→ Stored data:
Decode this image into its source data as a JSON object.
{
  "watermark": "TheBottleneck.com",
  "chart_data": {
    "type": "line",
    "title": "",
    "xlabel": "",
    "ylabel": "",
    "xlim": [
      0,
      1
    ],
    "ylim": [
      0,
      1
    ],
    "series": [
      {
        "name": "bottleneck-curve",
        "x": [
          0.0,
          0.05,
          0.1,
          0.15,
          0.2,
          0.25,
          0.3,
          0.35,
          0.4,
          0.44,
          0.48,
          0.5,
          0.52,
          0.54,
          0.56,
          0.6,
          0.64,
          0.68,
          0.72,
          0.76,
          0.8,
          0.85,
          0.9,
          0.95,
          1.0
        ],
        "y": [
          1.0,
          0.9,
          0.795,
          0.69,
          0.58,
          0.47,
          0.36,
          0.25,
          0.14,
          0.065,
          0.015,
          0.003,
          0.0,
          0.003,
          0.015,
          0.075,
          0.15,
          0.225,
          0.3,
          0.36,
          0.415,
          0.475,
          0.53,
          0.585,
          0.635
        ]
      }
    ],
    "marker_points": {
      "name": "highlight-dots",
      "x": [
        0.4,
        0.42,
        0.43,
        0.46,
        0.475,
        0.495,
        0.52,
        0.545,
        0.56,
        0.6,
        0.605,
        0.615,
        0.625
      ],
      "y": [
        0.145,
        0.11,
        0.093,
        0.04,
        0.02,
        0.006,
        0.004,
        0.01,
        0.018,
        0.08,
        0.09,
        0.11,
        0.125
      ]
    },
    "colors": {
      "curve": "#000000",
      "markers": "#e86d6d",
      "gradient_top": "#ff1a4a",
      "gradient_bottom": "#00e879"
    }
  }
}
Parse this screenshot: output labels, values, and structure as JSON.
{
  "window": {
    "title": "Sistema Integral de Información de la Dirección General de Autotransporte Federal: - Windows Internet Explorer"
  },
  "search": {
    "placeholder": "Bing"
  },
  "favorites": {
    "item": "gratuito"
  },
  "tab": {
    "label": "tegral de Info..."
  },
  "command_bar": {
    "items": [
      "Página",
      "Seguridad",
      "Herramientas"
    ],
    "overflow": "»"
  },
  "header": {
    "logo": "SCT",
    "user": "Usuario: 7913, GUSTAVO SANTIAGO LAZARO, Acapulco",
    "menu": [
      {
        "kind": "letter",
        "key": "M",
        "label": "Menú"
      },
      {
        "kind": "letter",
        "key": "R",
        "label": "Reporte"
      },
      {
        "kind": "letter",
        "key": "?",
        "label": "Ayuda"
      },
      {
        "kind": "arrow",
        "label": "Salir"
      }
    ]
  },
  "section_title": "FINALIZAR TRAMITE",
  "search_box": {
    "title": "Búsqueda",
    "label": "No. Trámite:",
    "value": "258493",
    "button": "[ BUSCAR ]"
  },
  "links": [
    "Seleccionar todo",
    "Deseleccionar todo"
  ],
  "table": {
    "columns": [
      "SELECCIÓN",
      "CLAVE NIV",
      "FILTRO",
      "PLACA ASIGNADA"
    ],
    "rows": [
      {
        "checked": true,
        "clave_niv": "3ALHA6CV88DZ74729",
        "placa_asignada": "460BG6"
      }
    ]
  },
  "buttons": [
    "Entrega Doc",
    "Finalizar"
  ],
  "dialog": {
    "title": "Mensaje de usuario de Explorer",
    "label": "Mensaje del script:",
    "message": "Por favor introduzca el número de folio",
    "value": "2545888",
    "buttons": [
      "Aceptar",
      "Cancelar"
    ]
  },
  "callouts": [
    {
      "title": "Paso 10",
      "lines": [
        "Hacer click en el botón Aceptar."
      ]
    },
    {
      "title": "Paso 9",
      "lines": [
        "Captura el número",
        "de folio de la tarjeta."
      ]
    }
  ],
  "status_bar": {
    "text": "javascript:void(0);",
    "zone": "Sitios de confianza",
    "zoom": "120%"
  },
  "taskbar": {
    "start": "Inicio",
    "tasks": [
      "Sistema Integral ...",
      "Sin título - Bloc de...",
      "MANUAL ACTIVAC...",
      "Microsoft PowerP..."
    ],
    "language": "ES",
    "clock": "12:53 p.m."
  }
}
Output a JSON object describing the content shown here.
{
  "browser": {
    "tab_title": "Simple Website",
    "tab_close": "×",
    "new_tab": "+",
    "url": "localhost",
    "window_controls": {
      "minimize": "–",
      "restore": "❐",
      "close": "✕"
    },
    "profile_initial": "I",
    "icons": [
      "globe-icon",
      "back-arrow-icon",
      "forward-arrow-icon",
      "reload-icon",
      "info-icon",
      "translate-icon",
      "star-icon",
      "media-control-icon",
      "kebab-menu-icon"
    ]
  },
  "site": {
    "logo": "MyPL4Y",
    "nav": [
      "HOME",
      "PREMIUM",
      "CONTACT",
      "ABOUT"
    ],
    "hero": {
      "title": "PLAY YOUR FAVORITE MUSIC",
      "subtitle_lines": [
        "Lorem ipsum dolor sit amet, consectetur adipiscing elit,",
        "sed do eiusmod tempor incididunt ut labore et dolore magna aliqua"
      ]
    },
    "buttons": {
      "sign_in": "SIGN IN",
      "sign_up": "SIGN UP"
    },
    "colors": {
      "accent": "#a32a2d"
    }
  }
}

→ Aim: Give the number of lines in the listing above that contain "this", and nothing else.

→ Reply to the exercise: 2